Records shown ▸
========
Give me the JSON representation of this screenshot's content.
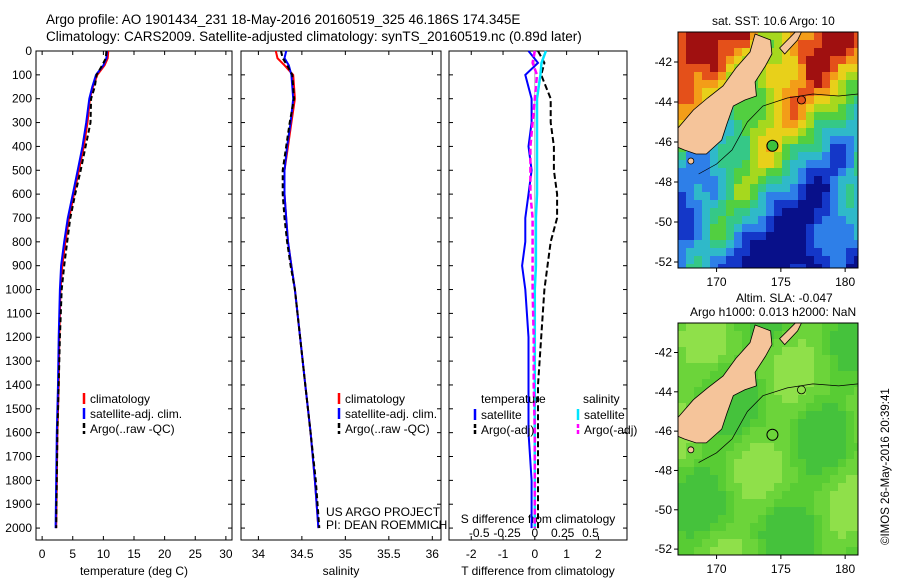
{
  "header": {
    "line1": "Argo profile: AO 1901434_231 18-May-2016 20160519_325 46.186S 174.345E",
    "line2": "Climatology: CARS2009. Satellite-adjusted climatology: synTS_20160519.nc (0.89d later)"
  },
  "colors": {
    "climatology": "#ff0000",
    "satellite": "#0000ff",
    "argo": "#000000",
    "salinity_satellite": "#00e5ff",
    "salinity_argo": "#ff00ff",
    "land": "#f5c49a"
  },
  "footer": {
    "project": "US ARGO PROJECT",
    "pi": "PI: DEAN ROEMMICH",
    "stamp": "©IMOS 26-May-2016 20:39:41"
  },
  "maps": {
    "sst_title": "sat. SST: 10.6 Argo: 10",
    "sla_title1": "Altim. SLA: -0.047",
    "sla_title2": "Argo h1000: 0.013 h2000: NaN",
    "lat_ticks": [
      "-42",
      "-44",
      "-46",
      "-48",
      "-50",
      "-52"
    ],
    "lon_ticks": [
      "170",
      "175",
      "180"
    ],
    "lat_values": [
      -42,
      -44,
      -46,
      -48,
      -50,
      -52
    ],
    "lon_values": [
      170,
      175,
      180
    ],
    "lat_range": [
      -52.3,
      -40.5
    ],
    "lon_range": [
      167,
      181
    ],
    "float_position": {
      "lat": -46.186,
      "lon": 174.345
    }
  },
  "chart_data": [
    {
      "type": "line",
      "panel": "temperature",
      "xlabel": "temperature (deg C)",
      "ylabel": "",
      "xlim": [
        -1,
        31
      ],
      "ylim": [
        2050,
        0
      ],
      "xticks": [
        "0",
        "5",
        "10",
        "15",
        "20",
        "25",
        "30"
      ],
      "xtick_values": [
        0,
        5,
        10,
        15,
        20,
        25,
        30
      ],
      "yticks": [
        "0",
        "100",
        "200",
        "300",
        "400",
        "500",
        "600",
        "700",
        "800",
        "900",
        "1000",
        "1100",
        "1200",
        "1300",
        "1400",
        "1500",
        "1600",
        "1700",
        "1800",
        "1900",
        "2000"
      ],
      "ytick_values": [
        0,
        100,
        200,
        300,
        400,
        500,
        600,
        700,
        800,
        900,
        1000,
        1100,
        1200,
        1300,
        1400,
        1500,
        1600,
        1700,
        1800,
        1900,
        2000
      ],
      "legend": [
        "climatology",
        "satellite-adj. clim.",
        "Argo(..raw -QC)"
      ],
      "series": [
        {
          "name": "climatology",
          "y": [
            0,
            30,
            60,
            100,
            150,
            200,
            300,
            400,
            500,
            600,
            700,
            800,
            900,
            1000,
            1200,
            1400,
            1600,
            1800,
            2000
          ],
          "values": [
            10.8,
            10.7,
            10.2,
            9.0,
            8.3,
            7.8,
            7.4,
            6.8,
            6.0,
            5.2,
            4.4,
            3.8,
            3.3,
            3.0,
            2.8,
            2.7,
            2.5,
            2.4,
            2.3
          ]
        },
        {
          "name": "satellite-adj. clim.",
          "y": [
            0,
            30,
            60,
            100,
            150,
            200,
            300,
            400,
            500,
            600,
            700,
            800,
            900,
            1000,
            1200,
            1400,
            1600,
            1800,
            2000
          ],
          "values": [
            10.6,
            10.5,
            10.0,
            8.8,
            8.2,
            7.7,
            7.2,
            6.6,
            5.8,
            5.0,
            4.2,
            3.6,
            3.1,
            2.9,
            2.7,
            2.6,
            2.4,
            2.3,
            2.2
          ]
        },
        {
          "name": "Argo(..raw -QC)",
          "y": [
            0,
            30,
            60,
            100,
            150,
            200,
            300,
            400,
            500,
            600,
            700,
            800,
            900,
            1000,
            1200,
            1400,
            1600,
            1800,
            2000
          ],
          "values": [
            10.5,
            10.4,
            9.8,
            8.9,
            8.6,
            8.0,
            7.9,
            7.1,
            6.3,
            5.4,
            4.6,
            4.1,
            3.6,
            3.2,
            2.9,
            2.7,
            2.5,
            2.4,
            2.3
          ]
        }
      ]
    },
    {
      "type": "line",
      "panel": "salinity",
      "xlabel": "salinity",
      "xlim": [
        33.8,
        36.1
      ],
      "ylim": [
        2050,
        0
      ],
      "xticks": [
        "34",
        "34.5",
        "35",
        "35.5",
        "36"
      ],
      "xtick_values": [
        34,
        34.5,
        35,
        35.5,
        36
      ],
      "legend": [
        "climatology",
        "satellite-adj. clim.",
        "Argo(..raw -QC)"
      ],
      "series": [
        {
          "name": "climatology",
          "y": [
            0,
            30,
            60,
            100,
            200,
            300,
            400,
            500,
            600,
            700,
            800,
            900,
            1000,
            1200,
            1400,
            1600,
            1800,
            2000
          ],
          "values": [
            34.2,
            34.22,
            34.3,
            34.4,
            34.42,
            34.38,
            34.34,
            34.3,
            34.3,
            34.32,
            34.34,
            34.38,
            34.42,
            34.48,
            34.54,
            34.6,
            34.65,
            34.69
          ]
        },
        {
          "name": "satellite-adj. clim.",
          "y": [
            0,
            30,
            60,
            100,
            200,
            300,
            400,
            500,
            600,
            700,
            800,
            900,
            1000,
            1200,
            1400,
            1600,
            1800,
            2000
          ],
          "values": [
            34.32,
            34.3,
            34.35,
            34.38,
            34.4,
            34.37,
            34.33,
            34.3,
            34.3,
            34.32,
            34.34,
            34.38,
            34.42,
            34.48,
            34.54,
            34.6,
            34.65,
            34.69
          ]
        },
        {
          "name": "Argo(..raw -QC)",
          "y": [
            0,
            30,
            60,
            100,
            200,
            300,
            400,
            500,
            600,
            700,
            800,
            900,
            1000,
            1200,
            1400,
            1600,
            1800,
            2000
          ],
          "values": [
            34.26,
            34.28,
            34.33,
            34.39,
            34.41,
            34.36,
            34.32,
            34.28,
            34.28,
            34.3,
            34.33,
            34.37,
            34.42,
            34.48,
            34.54,
            34.6,
            34.66,
            34.7
          ]
        }
      ]
    },
    {
      "type": "line",
      "panel": "differences",
      "xlabel_top": "S difference from climatology",
      "xlabel": "T difference from climatology",
      "xlim": [
        -2.7,
        2.9
      ],
      "ylim": [
        2050,
        0
      ],
      "xticks": [
        "-2",
        "-1",
        "0",
        "1",
        "2"
      ],
      "xtick_values": [
        -2,
        -1,
        0,
        1,
        2
      ],
      "sticks": [
        "-0.5",
        "-0.25",
        "0",
        "0.25",
        "0.5"
      ],
      "stick_values": [
        -0.5,
        -0.25,
        0,
        0.25,
        0.5
      ],
      "legend_titles": [
        "temperature",
        "salinity"
      ],
      "legend": [
        "satellite",
        "Argo(-adj)",
        "satellite",
        "Argo(-adj)"
      ],
      "series": [
        {
          "name": "satellite",
          "kind": "temperature",
          "y": [
            0,
            50,
            100,
            200,
            300,
            400,
            500,
            600,
            700,
            800,
            900,
            1000,
            1200,
            1400,
            1600,
            1800,
            2000
          ],
          "values": [
            -0.2,
            0.1,
            -0.3,
            -0.1,
            -0.1,
            -0.2,
            -0.1,
            -0.2,
            -0.3,
            -0.3,
            -0.4,
            -0.3,
            -0.2,
            -0.2,
            -0.2,
            -0.1,
            -0.1
          ]
        },
        {
          "name": "Argo(-adj)",
          "kind": "temperature",
          "y": [
            0,
            50,
            100,
            200,
            300,
            400,
            500,
            600,
            700,
            800,
            900,
            1000,
            1200,
            1400,
            1600,
            1800,
            2000
          ],
          "values": [
            0.1,
            0.3,
            0.2,
            0.5,
            0.5,
            0.6,
            0.6,
            0.7,
            0.7,
            0.5,
            0.4,
            0.3,
            0.2,
            0.1,
            0.1,
            0.1,
            0.1
          ]
        },
        {
          "name": "satellite",
          "kind": "salinity",
          "y": [
            0,
            50,
            100,
            200,
            300,
            400,
            500,
            600,
            700,
            800,
            900,
            1000,
            1200,
            1400,
            1600,
            1800,
            2000
          ],
          "values": [
            0.1,
            0.06,
            0.05,
            0.02,
            0.02,
            0.02,
            0.02,
            0.02,
            0.01,
            0.01,
            0.01,
            0.0,
            0.0,
            0.0,
            0.0,
            0.0,
            0.0
          ]
        },
        {
          "name": "Argo(-adj)",
          "kind": "salinity",
          "y": [
            0,
            50,
            100,
            200,
            300,
            400,
            500,
            600,
            700,
            800,
            900,
            1000,
            1200,
            1400,
            1600,
            1800,
            2000
          ],
          "values": [
            0.0,
            -0.02,
            0.02,
            0.0,
            -0.02,
            -0.04,
            -0.04,
            -0.04,
            -0.02,
            -0.02,
            -0.02,
            -0.02,
            -0.01,
            -0.01,
            0.0,
            0.0,
            0.0
          ]
        }
      ]
    }
  ]
}
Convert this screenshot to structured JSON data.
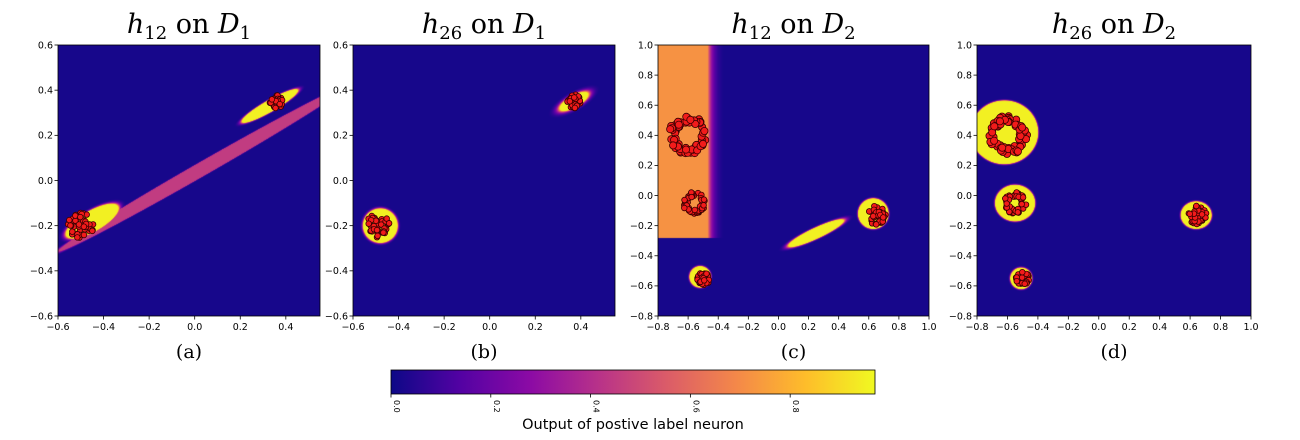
{
  "figure": {
    "colormap": "plasma",
    "colorbar": {
      "label": "Output of postive label neuron",
      "ticks": [
        "0.0",
        "0.2",
        "0.4",
        "0.6",
        "0.8"
      ],
      "tick_values": [
        0.0,
        0.2,
        0.4,
        0.6,
        0.8
      ],
      "range": [
        0,
        0.97
      ],
      "stops": [
        "#0d0887",
        "#5302a3",
        "#8b0aa5",
        "#b83289",
        "#db5c68",
        "#f48849",
        "#febd2a",
        "#f0f921"
      ]
    },
    "colors": {
      "background": "#10067a",
      "high": "#fbf3a4",
      "mid_pink": "#e3a2c8",
      "point_fill": "#f21b1b",
      "point_edge": "#3a0000"
    }
  },
  "chart_data": [
    {
      "type": "heatmap",
      "title": {
        "fn": "h",
        "sub": "12",
        "on": "on",
        "set": "D",
        "set_sub": "1"
      },
      "caption": "(a)",
      "xlim": [
        -0.6,
        0.55
      ],
      "ylim": [
        -0.6,
        0.6
      ],
      "xticks": [
        -0.6,
        -0.4,
        -0.2,
        0.0,
        0.2,
        0.4
      ],
      "yticks": [
        -0.6,
        -0.4,
        -0.2,
        0.0,
        0.2,
        0.4,
        0.6
      ],
      "xtick_labels": [
        "−0.6",
        "−0.4",
        "−0.2",
        "0.0",
        "0.2",
        "0.4"
      ],
      "ytick_labels": [
        "−0.6",
        "−0.4",
        "−0.2",
        "0.0",
        "0.2",
        "0.4",
        "0.6"
      ],
      "regions": [
        {
          "shape": "ellipse",
          "cx": 0.03,
          "cy": 0.05,
          "rx": 0.72,
          "ry": 0.03,
          "angle": 30,
          "value": 0.45,
          "blur": 0.03
        },
        {
          "shape": "ellipse",
          "cx": 0.33,
          "cy": 0.33,
          "rx": 0.14,
          "ry": 0.025,
          "angle": 30,
          "value": 0.95,
          "blur": 0.01
        },
        {
          "shape": "ellipse",
          "cx": -0.45,
          "cy": -0.18,
          "rx": 0.13,
          "ry": 0.045,
          "angle": 30,
          "value": 0.95,
          "blur": 0.01
        }
      ],
      "clusters": [
        {
          "cx": -0.5,
          "cy": -0.2,
          "r": 0.065,
          "hole": 0
        },
        {
          "cx": 0.36,
          "cy": 0.35,
          "r": 0.035,
          "hole": 0
        }
      ]
    },
    {
      "type": "heatmap",
      "title": {
        "fn": "h",
        "sub": "26",
        "on": "on",
        "set": "D",
        "set_sub": "1"
      },
      "caption": "(b)",
      "xlim": [
        -0.6,
        0.55
      ],
      "ylim": [
        -0.6,
        0.6
      ],
      "xticks": [
        -0.6,
        -0.4,
        -0.2,
        0.0,
        0.2,
        0.4
      ],
      "yticks": [
        -0.6,
        -0.4,
        -0.2,
        0.0,
        0.2,
        0.4,
        0.6
      ],
      "xtick_labels": [
        "−0.6",
        "−0.4",
        "−0.2",
        "0.0",
        "0.2",
        "0.4"
      ],
      "ytick_labels": [
        "−0.6",
        "−0.4",
        "−0.2",
        "0.0",
        "0.2",
        "0.4",
        "0.6"
      ],
      "regions": [
        {
          "shape": "ellipse",
          "cx": 0.37,
          "cy": 0.35,
          "rx": 0.07,
          "ry": 0.025,
          "angle": 30,
          "value": 0.95,
          "blur": 0.015
        },
        {
          "shape": "circle",
          "cx": -0.48,
          "cy": -0.2,
          "rx": 0.075,
          "ry": 0.075,
          "angle": 0,
          "value": 0.95,
          "blur": 0.004
        }
      ],
      "clusters": [
        {
          "cx": -0.49,
          "cy": -0.2,
          "r": 0.06,
          "hole": 0
        },
        {
          "cx": 0.37,
          "cy": 0.35,
          "r": 0.035,
          "hole": 0
        }
      ]
    },
    {
      "type": "heatmap",
      "title": {
        "fn": "h",
        "sub": "12",
        "on": "on",
        "set": "D",
        "set_sub": "2"
      },
      "caption": "(c)",
      "xlim": [
        -0.8,
        1.0
      ],
      "ylim": [
        -0.8,
        1.0
      ],
      "xticks": [
        -0.8,
        -0.6,
        -0.4,
        -0.2,
        0.0,
        0.2,
        0.4,
        0.6,
        0.8,
        1.0
      ],
      "yticks": [
        -0.8,
        -0.6,
        -0.4,
        -0.2,
        0.0,
        0.2,
        0.4,
        0.6,
        0.8,
        1.0
      ],
      "xtick_labels": [
        "−0.8",
        "−0.6",
        "−0.4",
        "−0.2",
        "0.0",
        "0.2",
        "0.4",
        "0.6",
        "0.8",
        "1.0"
      ],
      "ytick_labels": [
        "−0.8",
        "−0.6",
        "−0.4",
        "−0.2",
        "0.0",
        "0.2",
        "0.4",
        "0.6",
        "0.8",
        "1.0"
      ],
      "regions": [
        {
          "shape": "halfplane",
          "x_edge": -0.47,
          "y_below": -0.28,
          "value": 0.72,
          "blur": 0.03
        },
        {
          "shape": "ellipse",
          "cx": 0.25,
          "cy": -0.25,
          "rx": 0.2,
          "ry": 0.035,
          "angle": 25,
          "value": 0.95,
          "blur": 0.02
        },
        {
          "shape": "circle",
          "cx": 0.63,
          "cy": -0.12,
          "rx": 0.1,
          "ry": 0.1,
          "angle": 0,
          "value": 0.95,
          "blur": 0.004
        },
        {
          "shape": "circle",
          "cx": -0.52,
          "cy": -0.54,
          "rx": 0.07,
          "ry": 0.07,
          "angle": 0,
          "value": 0.95,
          "blur": 0.004
        }
      ],
      "clusters": [
        {
          "cx": -0.6,
          "cy": 0.4,
          "r": 0.14,
          "hole": 0.07
        },
        {
          "cx": -0.56,
          "cy": -0.05,
          "r": 0.08,
          "hole": 0.035
        },
        {
          "cx": 0.65,
          "cy": -0.13,
          "r": 0.07,
          "hole": 0
        },
        {
          "cx": -0.5,
          "cy": -0.55,
          "r": 0.05,
          "hole": 0
        }
      ]
    },
    {
      "type": "heatmap",
      "title": {
        "fn": "h",
        "sub": "26",
        "on": "on",
        "set": "D",
        "set_sub": "2"
      },
      "caption": "(d)",
      "xlim": [
        -0.8,
        1.0
      ],
      "ylim": [
        -0.8,
        1.0
      ],
      "xticks": [
        -0.8,
        -0.6,
        -0.4,
        -0.2,
        0.0,
        0.2,
        0.4,
        0.6,
        0.8,
        1.0
      ],
      "yticks": [
        -0.8,
        -0.6,
        -0.4,
        -0.2,
        0.0,
        0.2,
        0.4,
        0.6,
        0.8,
        1.0
      ],
      "xtick_labels": [
        "−0.8",
        "−0.6",
        "−0.4",
        "−0.2",
        "0.0",
        "0.2",
        "0.4",
        "0.6",
        "0.8",
        "1.0"
      ],
      "ytick_labels": [
        "−0.8",
        "−0.6",
        "−0.4",
        "−0.2",
        "0.0",
        "0.2",
        "0.4",
        "0.6",
        "0.8",
        "1.0"
      ],
      "regions": [
        {
          "shape": "circle",
          "cx": -0.62,
          "cy": 0.42,
          "rx": 0.22,
          "ry": 0.21,
          "angle": 0,
          "value": 0.95,
          "blur": 0.004
        },
        {
          "shape": "circle",
          "cx": -0.55,
          "cy": -0.05,
          "rx": 0.13,
          "ry": 0.12,
          "angle": 0,
          "value": 0.95,
          "blur": 0.004
        },
        {
          "shape": "circle",
          "cx": 0.64,
          "cy": -0.13,
          "rx": 0.1,
          "ry": 0.09,
          "angle": 0,
          "value": 0.95,
          "blur": 0.004
        },
        {
          "shape": "circle",
          "cx": -0.51,
          "cy": -0.55,
          "rx": 0.07,
          "ry": 0.07,
          "angle": 0,
          "value": 0.95,
          "blur": 0.004
        }
      ],
      "clusters": [
        {
          "cx": -0.6,
          "cy": 0.4,
          "r": 0.14,
          "hole": 0.07
        },
        {
          "cx": -0.55,
          "cy": -0.05,
          "r": 0.08,
          "hole": 0.035
        },
        {
          "cx": 0.65,
          "cy": -0.13,
          "r": 0.07,
          "hole": 0
        },
        {
          "cx": -0.5,
          "cy": -0.55,
          "r": 0.05,
          "hole": 0
        }
      ]
    }
  ]
}
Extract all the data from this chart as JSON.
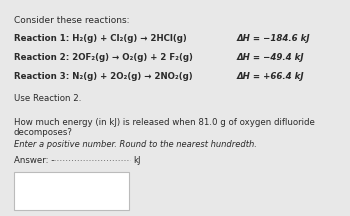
{
  "background_color": "#e8e8e8",
  "panel_color": "#f5f5f5",
  "title": "Consider these reactions:",
  "r1_left": "Reaction 1: H₂(g) + Cl₂(g) → 2HCl(g)",
  "r1_dH": "ΔH = −184.6 kJ",
  "r2_left": "Reaction 2: 2OF₂(g) → O₂(g) + 2 F₂(g)",
  "r2_dH": "ΔH = −49.4 kJ",
  "r3_left": "Reaction 3: N₂(g) + 2O₂(g) → 2NO₂(g)",
  "r3_dH": "ΔH = +66.4 kJ",
  "use_reaction": "Use Reaction 2.",
  "question": "How much energy (in kJ) is released when 81.0 g of oxygen difluoride decomposes?",
  "instruction": "Enter a positive number. Round to the nearest hundredth.",
  "answer_prefix": "Answer: -",
  "answer_unit": "kJ",
  "fs_title": 6.5,
  "fs_body": 6.2,
  "fs_italic": 6.0,
  "text_color": "#2a2a2a",
  "dH_color": "#2a2a2a",
  "box_fill": "#ffffff",
  "box_edge": "#bbbbbb",
  "dot_color": "#777777"
}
========
Reply with nothing except the number of lines in the listing above that include "JSON".

3